**Given task**.
Reproduce every line of the items below verbatim.

**Given data**.
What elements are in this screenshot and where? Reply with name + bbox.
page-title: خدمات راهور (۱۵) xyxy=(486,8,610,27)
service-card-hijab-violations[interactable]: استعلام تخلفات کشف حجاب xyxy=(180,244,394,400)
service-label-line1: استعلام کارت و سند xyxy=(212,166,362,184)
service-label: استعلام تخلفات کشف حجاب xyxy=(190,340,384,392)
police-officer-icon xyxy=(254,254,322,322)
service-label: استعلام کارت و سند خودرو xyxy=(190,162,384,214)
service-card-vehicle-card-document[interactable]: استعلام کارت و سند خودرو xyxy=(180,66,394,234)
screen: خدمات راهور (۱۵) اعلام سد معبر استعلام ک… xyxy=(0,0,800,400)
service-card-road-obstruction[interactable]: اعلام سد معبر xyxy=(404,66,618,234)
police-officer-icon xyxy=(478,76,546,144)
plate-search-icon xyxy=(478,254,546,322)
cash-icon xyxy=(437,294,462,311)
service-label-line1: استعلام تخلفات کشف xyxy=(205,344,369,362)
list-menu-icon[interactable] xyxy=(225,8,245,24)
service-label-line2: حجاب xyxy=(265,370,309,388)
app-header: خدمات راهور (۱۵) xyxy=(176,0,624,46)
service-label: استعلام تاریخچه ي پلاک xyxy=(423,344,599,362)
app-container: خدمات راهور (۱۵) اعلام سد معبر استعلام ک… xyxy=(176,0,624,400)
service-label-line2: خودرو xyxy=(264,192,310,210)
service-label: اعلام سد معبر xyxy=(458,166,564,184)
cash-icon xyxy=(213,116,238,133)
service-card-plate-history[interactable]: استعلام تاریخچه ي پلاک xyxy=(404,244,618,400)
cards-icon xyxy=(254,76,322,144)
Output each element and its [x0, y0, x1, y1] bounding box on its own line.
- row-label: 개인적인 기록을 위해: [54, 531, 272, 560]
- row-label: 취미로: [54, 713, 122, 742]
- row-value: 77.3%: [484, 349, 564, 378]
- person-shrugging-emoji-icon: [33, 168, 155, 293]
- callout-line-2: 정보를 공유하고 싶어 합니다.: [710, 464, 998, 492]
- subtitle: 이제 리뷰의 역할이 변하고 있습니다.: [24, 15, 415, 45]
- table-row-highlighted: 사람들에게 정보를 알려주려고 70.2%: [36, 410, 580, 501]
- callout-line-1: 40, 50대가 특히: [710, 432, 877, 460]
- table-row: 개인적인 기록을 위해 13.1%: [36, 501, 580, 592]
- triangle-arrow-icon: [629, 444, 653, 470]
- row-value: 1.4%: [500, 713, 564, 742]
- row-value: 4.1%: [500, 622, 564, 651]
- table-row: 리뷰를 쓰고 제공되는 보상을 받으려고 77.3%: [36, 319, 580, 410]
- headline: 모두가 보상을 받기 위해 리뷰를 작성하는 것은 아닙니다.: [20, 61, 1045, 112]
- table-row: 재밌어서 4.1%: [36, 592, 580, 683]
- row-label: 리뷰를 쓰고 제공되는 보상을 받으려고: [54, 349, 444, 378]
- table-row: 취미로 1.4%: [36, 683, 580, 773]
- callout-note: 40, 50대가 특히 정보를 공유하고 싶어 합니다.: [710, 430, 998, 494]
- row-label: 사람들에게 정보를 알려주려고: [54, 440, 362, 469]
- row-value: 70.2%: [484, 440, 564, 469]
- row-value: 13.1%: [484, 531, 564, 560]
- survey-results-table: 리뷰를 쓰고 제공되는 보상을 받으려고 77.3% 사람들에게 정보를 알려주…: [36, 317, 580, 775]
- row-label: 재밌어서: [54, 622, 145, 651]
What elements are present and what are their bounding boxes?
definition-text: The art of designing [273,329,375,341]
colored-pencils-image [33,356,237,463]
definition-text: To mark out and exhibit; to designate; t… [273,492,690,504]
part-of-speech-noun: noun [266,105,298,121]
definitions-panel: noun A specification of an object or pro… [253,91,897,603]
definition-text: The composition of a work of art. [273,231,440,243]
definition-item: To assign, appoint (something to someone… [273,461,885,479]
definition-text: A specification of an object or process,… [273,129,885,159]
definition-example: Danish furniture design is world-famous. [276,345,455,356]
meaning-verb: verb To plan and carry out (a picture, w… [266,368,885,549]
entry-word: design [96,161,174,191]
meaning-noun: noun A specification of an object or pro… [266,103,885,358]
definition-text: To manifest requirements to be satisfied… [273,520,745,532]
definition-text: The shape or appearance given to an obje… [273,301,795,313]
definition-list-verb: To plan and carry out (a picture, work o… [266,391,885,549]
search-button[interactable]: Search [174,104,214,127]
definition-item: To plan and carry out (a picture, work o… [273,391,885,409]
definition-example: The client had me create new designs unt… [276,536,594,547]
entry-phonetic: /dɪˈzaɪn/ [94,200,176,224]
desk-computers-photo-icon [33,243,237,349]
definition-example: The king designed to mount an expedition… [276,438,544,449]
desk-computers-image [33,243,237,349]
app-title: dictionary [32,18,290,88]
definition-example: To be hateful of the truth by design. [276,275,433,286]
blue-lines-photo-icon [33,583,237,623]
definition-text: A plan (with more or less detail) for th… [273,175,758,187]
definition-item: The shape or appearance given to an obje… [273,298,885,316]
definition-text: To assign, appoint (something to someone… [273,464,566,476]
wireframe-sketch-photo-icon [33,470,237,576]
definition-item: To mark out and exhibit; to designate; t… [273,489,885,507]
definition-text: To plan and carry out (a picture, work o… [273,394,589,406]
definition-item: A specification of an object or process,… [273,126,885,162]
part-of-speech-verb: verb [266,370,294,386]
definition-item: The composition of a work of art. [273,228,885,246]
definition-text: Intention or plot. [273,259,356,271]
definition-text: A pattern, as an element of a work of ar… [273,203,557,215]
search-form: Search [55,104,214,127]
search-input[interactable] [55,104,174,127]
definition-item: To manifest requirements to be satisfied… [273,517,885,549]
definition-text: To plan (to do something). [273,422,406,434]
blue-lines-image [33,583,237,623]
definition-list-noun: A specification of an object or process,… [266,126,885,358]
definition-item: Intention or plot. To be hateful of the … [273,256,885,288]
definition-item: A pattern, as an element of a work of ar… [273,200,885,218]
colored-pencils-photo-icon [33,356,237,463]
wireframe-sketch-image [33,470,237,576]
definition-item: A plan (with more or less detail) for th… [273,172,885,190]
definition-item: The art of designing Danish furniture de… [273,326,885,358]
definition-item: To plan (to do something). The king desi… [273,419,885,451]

**Solved exercise**.
What elements are in this screenshot and where? Reply with name + bbox.
page-title: خدمات راهور (۱۵) xyxy=(486,8,610,27)
service-card-hijab-violations[interactable]: استعلام تخلفات کشف حجاب xyxy=(180,244,394,400)
service-label-line1: استعلام کارت و سند xyxy=(212,166,362,184)
service-label: استعلام تخلفات کشف حجاب xyxy=(190,340,384,392)
police-officer-icon xyxy=(254,254,322,322)
service-label: استعلام کارت و سند خودرو xyxy=(190,162,384,214)
service-card-vehicle-card-document[interactable]: استعلام کارت و سند خودرو xyxy=(180,66,394,234)
screen: خدمات راهور (۱۵) اعلام سد معبر استعلام ک… xyxy=(0,0,800,400)
service-card-road-obstruction[interactable]: اعلام سد معبر xyxy=(404,66,618,234)
police-officer-icon xyxy=(478,76,546,144)
plate-search-icon xyxy=(478,254,546,322)
cash-icon xyxy=(437,294,462,311)
service-label-line1: استعلام تخلفات کشف xyxy=(205,344,369,362)
list-menu-icon[interactable] xyxy=(225,8,245,24)
service-label-line2: حجاب xyxy=(265,370,309,388)
app-header: خدمات راهور (۱۵) xyxy=(176,0,624,46)
service-label: استعلام تاریخچه ي پلاک xyxy=(423,344,599,362)
app-container: خدمات راهور (۱۵) اعلام سد معبر استعلام ک… xyxy=(176,0,624,400)
service-label-line2: خودرو xyxy=(264,192,310,210)
service-label: اعلام سد معبر xyxy=(458,166,564,184)
cash-icon xyxy=(213,116,238,133)
service-card-plate-history[interactable]: استعلام تاریخچه ي پلاک xyxy=(404,244,618,400)
cards-icon xyxy=(254,76,322,144)
Output each element and its [x0, y0, x1, y1] bounding box on its own line.
- row-label: 개인적인 기록을 위해: [54, 531, 272, 560]
- row-label: 취미로: [54, 713, 122, 742]
- row-value: 77.3%: [484, 349, 564, 378]
- person-shrugging-emoji-icon: [33, 168, 155, 293]
- callout-line-2: 정보를 공유하고 싶어 합니다.: [710, 464, 998, 492]
- subtitle: 이제 리뷰의 역할이 변하고 있습니다.: [24, 15, 415, 45]
- table-row-highlighted: 사람들에게 정보를 알려주려고 70.2%: [36, 410, 580, 501]
- callout-line-1: 40, 50대가 특히: [710, 432, 877, 460]
- table-row: 개인적인 기록을 위해 13.1%: [36, 501, 580, 592]
- triangle-arrow-icon: [629, 444, 653, 470]
- row-value: 1.4%: [500, 713, 564, 742]
- row-value: 4.1%: [500, 622, 564, 651]
- table-row: 리뷰를 쓰고 제공되는 보상을 받으려고 77.3%: [36, 319, 580, 410]
- headline: 모두가 보상을 받기 위해 리뷰를 작성하는 것은 아닙니다.: [20, 61, 1045, 112]
- table-row: 재밌어서 4.1%: [36, 592, 580, 683]
- row-label: 리뷰를 쓰고 제공되는 보상을 받으려고: [54, 349, 444, 378]
- table-row: 취미로 1.4%: [36, 683, 580, 773]
- callout-note: 40, 50대가 특히 정보를 공유하고 싶어 합니다.: [710, 430, 998, 494]
- row-label: 사람들에게 정보를 알려주려고: [54, 440, 362, 469]
- row-value: 70.2%: [484, 440, 564, 469]
- row-value: 13.1%: [484, 531, 564, 560]
- survey-results-table: 리뷰를 쓰고 제공되는 보상을 받으려고 77.3% 사람들에게 정보를 알려주…: [36, 317, 580, 775]
- row-label: 재밌어서: [54, 622, 145, 651]
What elements are present and what are their bounding boxes?
definition-text: The art of designing [273,329,375,341]
colored-pencils-image [33,356,237,463]
definition-text: To mark out and exhibit; to designate; t… [273,492,690,504]
part-of-speech-noun: noun [266,105,298,121]
definitions-panel: noun A specification of an object or pro… [253,91,897,603]
definition-text: The composition of a work of art. [273,231,440,243]
definition-item: To assign, appoint (something to someone… [273,461,885,479]
definition-text: A specification of an object or process,… [273,129,885,159]
definition-example: Danish furniture design is world-famous. [276,345,455,356]
meaning-verb: verb To plan and carry out (a picture, w… [266,368,885,549]
entry-word: design [96,161,174,191]
meaning-noun: noun A specification of an object or pro… [266,103,885,358]
definition-text: To manifest requirements to be satisfied… [273,520,745,532]
definition-text: The shape or appearance given to an obje… [273,301,795,313]
definition-list-verb: To plan and carry out (a picture, work o… [266,391,885,549]
search-button[interactable]: Search [174,104,214,127]
definition-item: To plan and carry out (a picture, work o… [273,391,885,409]
definition-example: The client had me create new designs unt… [276,536,594,547]
entry-phonetic: /dɪˈzaɪn/ [94,200,176,224]
desk-computers-photo-icon [33,243,237,349]
definition-example: The king designed to mount an expedition… [276,438,544,449]
desk-computers-image [33,243,237,349]
app-title: dictionary [32,18,290,88]
definition-example: To be hateful of the truth by design. [276,275,433,286]
blue-lines-photo-icon [33,583,237,623]
definition-text: A plan (with more or less detail) for th… [273,175,758,187]
definition-item: The shape or appearance given to an obje… [273,298,885,316]
definition-text: To assign, appoint (something to someone… [273,464,566,476]
wireframe-sketch-photo-icon [33,470,237,576]
definition-item: To mark out and exhibit; to designate; t… [273,489,885,507]
definition-text: To plan and carry out (a picture, work o… [273,394,589,406]
definition-item: A specification of an object or process,… [273,126,885,162]
part-of-speech-verb: verb [266,370,294,386]
definition-item: The composition of a work of art. [273,228,885,246]
definition-text: Intention or plot. [273,259,356,271]
definition-text: A pattern, as an element of a work of ar… [273,203,557,215]
search-form: Search [55,104,214,127]
search-input[interactable] [55,104,174,127]
definition-item: To manifest requirements to be satisfied… [273,517,885,549]
definition-text: To plan (to do something). [273,422,406,434]
blue-lines-image [33,583,237,623]
definition-list-noun: A specification of an object or process,… [266,126,885,358]
definition-item: Intention or plot. To be hateful of the … [273,256,885,288]
definition-item: A pattern, as an element of a work of ar… [273,200,885,218]
colored-pencils-photo-icon [33,356,237,463]
wireframe-sketch-image [33,470,237,576]
definition-item: A plan (with more or less detail) for th… [273,172,885,190]
definition-item: The art of designing Danish furniture de… [273,326,885,358]
definition-item: To plan (to do something). The king desi… [273,419,885,451]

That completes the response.